● **Stored rows**:
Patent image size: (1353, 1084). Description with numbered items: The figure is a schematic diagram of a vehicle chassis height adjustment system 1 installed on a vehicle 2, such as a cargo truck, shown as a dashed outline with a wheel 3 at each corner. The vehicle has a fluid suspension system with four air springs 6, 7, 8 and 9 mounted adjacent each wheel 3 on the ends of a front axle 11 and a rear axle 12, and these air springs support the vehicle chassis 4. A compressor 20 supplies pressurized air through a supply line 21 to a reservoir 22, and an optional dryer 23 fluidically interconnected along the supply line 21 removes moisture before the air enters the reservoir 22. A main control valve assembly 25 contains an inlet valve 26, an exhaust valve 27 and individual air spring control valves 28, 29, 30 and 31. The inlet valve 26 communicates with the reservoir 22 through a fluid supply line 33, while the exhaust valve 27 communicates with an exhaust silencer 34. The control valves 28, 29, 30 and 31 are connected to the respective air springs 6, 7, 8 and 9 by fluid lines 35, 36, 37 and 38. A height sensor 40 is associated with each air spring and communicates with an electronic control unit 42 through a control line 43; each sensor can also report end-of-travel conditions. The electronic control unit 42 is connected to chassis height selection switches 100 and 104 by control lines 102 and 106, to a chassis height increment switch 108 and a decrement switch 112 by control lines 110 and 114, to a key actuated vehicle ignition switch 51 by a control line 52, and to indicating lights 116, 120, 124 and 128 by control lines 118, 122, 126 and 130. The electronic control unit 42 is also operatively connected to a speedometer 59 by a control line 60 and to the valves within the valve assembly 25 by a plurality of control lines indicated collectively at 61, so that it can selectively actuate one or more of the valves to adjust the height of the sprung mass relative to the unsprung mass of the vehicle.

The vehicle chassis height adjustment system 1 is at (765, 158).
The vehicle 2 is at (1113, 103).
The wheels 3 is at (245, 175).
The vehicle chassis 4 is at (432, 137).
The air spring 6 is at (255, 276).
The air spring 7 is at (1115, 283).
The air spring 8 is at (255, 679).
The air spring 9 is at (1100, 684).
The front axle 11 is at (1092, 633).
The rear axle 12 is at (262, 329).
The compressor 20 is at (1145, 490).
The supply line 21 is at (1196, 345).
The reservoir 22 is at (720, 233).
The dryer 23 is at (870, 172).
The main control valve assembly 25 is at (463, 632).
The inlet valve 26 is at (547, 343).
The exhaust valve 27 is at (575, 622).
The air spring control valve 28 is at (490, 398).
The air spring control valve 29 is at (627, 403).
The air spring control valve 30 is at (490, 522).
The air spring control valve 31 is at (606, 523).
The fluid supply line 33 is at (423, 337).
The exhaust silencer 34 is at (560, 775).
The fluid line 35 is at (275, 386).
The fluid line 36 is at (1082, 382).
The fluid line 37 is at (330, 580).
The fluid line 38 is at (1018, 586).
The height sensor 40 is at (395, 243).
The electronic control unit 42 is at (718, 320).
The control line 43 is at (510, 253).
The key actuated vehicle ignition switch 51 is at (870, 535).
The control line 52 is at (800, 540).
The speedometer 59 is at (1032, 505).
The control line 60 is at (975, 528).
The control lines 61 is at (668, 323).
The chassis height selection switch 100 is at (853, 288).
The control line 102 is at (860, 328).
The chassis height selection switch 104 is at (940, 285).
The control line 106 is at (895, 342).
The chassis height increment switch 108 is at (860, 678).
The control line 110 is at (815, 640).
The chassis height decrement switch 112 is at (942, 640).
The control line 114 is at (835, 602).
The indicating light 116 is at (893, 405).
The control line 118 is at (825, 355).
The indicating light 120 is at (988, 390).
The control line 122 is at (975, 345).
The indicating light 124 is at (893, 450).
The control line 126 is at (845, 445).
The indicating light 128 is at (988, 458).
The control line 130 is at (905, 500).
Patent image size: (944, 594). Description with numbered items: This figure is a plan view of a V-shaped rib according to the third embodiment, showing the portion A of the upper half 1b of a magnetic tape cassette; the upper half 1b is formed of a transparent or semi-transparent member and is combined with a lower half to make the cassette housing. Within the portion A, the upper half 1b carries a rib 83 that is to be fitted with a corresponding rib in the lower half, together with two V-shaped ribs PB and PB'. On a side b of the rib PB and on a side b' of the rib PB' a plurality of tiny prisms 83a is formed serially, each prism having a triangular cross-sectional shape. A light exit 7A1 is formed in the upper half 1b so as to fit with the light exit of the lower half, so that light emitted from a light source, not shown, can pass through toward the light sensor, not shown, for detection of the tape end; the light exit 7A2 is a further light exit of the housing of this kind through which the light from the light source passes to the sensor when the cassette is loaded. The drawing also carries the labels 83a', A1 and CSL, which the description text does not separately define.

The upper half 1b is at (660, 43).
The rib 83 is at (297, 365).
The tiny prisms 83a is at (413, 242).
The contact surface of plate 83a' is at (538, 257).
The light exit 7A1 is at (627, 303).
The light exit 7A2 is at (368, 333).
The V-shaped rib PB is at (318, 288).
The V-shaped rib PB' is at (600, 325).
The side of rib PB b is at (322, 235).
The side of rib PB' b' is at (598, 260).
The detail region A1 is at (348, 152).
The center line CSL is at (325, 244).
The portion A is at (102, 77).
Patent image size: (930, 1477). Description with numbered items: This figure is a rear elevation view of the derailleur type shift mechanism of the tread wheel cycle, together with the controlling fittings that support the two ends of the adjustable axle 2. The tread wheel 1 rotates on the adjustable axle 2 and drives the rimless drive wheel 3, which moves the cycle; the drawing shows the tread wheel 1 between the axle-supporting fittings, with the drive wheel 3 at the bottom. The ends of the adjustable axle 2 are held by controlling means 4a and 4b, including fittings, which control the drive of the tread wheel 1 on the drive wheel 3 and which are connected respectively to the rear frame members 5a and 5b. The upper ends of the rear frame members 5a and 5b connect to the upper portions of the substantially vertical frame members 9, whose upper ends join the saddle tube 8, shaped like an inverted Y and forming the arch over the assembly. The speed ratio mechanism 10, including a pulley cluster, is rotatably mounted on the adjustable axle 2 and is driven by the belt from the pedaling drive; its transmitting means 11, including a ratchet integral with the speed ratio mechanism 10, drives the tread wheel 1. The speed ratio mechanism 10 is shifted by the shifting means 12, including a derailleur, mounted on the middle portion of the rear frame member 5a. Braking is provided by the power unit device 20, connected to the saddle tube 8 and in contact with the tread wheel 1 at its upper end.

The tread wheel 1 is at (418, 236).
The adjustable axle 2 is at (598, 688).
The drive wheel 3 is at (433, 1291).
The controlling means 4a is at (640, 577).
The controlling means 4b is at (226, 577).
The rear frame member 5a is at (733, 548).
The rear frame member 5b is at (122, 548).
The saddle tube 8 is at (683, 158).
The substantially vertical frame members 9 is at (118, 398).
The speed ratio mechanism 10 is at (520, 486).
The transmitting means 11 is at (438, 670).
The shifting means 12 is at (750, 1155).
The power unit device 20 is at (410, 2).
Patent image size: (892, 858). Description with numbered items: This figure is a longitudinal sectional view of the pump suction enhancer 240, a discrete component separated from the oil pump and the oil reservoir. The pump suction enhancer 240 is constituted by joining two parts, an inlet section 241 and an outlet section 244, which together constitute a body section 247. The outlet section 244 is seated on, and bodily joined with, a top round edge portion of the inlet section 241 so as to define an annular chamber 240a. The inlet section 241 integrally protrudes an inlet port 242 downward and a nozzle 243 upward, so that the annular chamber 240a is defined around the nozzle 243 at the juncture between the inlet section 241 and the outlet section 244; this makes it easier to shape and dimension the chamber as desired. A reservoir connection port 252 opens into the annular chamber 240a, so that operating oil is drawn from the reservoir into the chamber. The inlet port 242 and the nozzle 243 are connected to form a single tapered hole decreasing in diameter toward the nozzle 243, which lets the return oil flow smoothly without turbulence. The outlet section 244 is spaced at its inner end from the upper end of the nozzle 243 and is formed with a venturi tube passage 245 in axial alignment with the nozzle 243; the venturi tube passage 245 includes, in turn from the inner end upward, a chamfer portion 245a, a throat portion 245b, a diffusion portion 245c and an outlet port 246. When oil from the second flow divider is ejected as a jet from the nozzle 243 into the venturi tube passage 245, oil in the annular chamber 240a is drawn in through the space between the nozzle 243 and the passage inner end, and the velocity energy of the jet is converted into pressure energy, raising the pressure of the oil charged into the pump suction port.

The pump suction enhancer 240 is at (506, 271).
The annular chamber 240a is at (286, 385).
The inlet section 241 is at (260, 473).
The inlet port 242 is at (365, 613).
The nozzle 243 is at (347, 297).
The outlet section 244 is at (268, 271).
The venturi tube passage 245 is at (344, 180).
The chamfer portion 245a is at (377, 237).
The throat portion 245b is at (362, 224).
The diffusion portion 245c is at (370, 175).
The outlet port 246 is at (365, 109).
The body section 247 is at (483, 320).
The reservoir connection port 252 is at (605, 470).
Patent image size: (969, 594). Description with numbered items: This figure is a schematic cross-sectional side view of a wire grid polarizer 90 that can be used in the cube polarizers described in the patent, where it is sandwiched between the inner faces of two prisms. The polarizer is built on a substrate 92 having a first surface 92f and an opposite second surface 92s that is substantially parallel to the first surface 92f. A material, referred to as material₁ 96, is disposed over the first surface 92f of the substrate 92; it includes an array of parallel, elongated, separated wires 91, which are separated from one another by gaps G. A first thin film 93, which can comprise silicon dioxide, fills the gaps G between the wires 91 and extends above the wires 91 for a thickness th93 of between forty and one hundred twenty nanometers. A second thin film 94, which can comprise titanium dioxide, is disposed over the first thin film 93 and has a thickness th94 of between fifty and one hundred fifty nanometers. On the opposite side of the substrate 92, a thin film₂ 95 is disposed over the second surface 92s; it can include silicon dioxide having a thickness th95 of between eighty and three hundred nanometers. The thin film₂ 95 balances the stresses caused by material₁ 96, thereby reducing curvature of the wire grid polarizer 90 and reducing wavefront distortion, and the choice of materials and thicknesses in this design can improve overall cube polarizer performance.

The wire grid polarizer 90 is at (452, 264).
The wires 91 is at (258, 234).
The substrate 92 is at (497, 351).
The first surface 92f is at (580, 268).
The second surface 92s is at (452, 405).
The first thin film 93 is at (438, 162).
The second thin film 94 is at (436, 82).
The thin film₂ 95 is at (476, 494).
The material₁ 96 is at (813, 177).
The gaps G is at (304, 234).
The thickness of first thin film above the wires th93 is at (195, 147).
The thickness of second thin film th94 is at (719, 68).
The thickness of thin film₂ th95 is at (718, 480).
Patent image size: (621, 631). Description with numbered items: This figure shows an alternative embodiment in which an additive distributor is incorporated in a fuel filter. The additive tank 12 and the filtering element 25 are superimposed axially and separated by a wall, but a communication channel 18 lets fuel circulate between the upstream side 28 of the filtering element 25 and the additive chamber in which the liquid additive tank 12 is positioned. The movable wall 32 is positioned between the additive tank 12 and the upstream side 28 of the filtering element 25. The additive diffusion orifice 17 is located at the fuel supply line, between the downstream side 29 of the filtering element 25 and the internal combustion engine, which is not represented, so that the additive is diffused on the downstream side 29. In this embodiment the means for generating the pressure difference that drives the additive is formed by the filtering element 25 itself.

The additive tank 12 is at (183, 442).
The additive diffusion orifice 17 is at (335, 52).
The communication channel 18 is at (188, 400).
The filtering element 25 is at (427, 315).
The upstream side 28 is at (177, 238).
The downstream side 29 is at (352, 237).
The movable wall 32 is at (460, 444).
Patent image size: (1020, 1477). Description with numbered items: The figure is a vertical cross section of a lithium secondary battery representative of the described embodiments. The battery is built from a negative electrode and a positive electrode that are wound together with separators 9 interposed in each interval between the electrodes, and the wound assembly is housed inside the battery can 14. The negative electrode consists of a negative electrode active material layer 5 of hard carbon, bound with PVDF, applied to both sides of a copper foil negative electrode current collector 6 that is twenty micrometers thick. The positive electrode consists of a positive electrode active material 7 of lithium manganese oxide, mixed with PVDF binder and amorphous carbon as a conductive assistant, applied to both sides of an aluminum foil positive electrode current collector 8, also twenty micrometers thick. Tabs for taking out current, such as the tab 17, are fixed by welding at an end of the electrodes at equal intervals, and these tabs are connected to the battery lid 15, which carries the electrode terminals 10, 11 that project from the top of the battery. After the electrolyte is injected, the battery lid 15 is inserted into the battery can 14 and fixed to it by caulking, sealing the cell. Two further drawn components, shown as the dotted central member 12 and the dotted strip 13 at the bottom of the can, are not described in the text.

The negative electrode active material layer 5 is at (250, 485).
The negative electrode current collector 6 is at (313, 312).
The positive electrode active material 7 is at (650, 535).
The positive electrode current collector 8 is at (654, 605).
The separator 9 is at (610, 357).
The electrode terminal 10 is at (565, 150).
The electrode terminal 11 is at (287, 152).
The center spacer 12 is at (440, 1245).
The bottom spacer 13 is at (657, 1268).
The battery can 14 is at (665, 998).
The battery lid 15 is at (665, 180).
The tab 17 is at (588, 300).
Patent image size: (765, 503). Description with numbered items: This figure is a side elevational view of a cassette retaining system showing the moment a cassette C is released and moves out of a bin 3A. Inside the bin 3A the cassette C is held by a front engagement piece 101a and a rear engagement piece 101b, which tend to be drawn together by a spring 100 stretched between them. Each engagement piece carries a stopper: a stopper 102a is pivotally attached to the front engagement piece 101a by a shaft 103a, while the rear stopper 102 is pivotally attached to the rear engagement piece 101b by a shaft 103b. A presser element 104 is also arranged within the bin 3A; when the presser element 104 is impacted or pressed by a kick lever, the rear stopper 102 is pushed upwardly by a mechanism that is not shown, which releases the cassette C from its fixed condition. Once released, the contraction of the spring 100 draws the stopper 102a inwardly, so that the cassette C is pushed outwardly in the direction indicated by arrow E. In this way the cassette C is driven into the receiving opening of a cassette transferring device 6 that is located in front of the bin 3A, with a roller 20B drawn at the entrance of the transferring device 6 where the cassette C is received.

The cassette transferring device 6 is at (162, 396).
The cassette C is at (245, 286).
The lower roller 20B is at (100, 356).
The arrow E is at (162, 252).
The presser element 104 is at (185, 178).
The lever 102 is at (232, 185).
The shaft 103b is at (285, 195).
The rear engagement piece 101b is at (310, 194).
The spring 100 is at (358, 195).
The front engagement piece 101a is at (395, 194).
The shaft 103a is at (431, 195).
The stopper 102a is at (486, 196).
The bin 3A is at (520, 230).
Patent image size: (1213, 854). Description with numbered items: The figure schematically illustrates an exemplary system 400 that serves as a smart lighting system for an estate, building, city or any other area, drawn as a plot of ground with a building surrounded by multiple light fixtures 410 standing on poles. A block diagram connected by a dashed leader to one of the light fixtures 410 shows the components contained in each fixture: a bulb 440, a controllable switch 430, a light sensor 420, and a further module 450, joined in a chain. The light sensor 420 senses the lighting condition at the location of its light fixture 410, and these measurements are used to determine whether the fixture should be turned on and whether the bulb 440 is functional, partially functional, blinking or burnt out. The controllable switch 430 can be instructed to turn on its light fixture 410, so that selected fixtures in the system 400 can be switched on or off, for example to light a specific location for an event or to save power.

● **Instructions for the task**: Return every line of the listing above that contains the string "transferring".

● **Solved problem**:
Patent image size: (765, 503). Description with numbered items: This figure is a side elevational view of a cassette retaining system showing the moment a cassette C is released and moves out of a bin 3A. Inside the bin 3A the cassette C is held by a front engagement piece 101a and a rear engagement piece 101b, which tend to be drawn together by a spring 100 stretched between them. Each engagement piece carries a stopper: a stopper 102a is pivotally attached to the front engagement piece 101a by a shaft 103a, while the rear stopper 102 is pivotally attached to the rear engagement piece 101b by a shaft 103b. A presser element 104 is also arranged within the bin 3A; when the presser element 104 is impacted or pressed by a kick lever, the rear stopper 102 is pushed upwardly by a mechanism that is not shown, which releases the cassette C from its fixed condition. Once released, the contraction of the spring 100 draws the stopper 102a inwardly, so that the cassette C is pushed outwardly in the direction indicated by arrow E. In this way the cassette C is driven into the receiving opening of a cassette transferring device 6 that is located in front of the bin 3A, with a roller 20B drawn at the entrance of the transferring device 6 where the cassette C is received.
The cassette transferring device 6 is at (162, 396).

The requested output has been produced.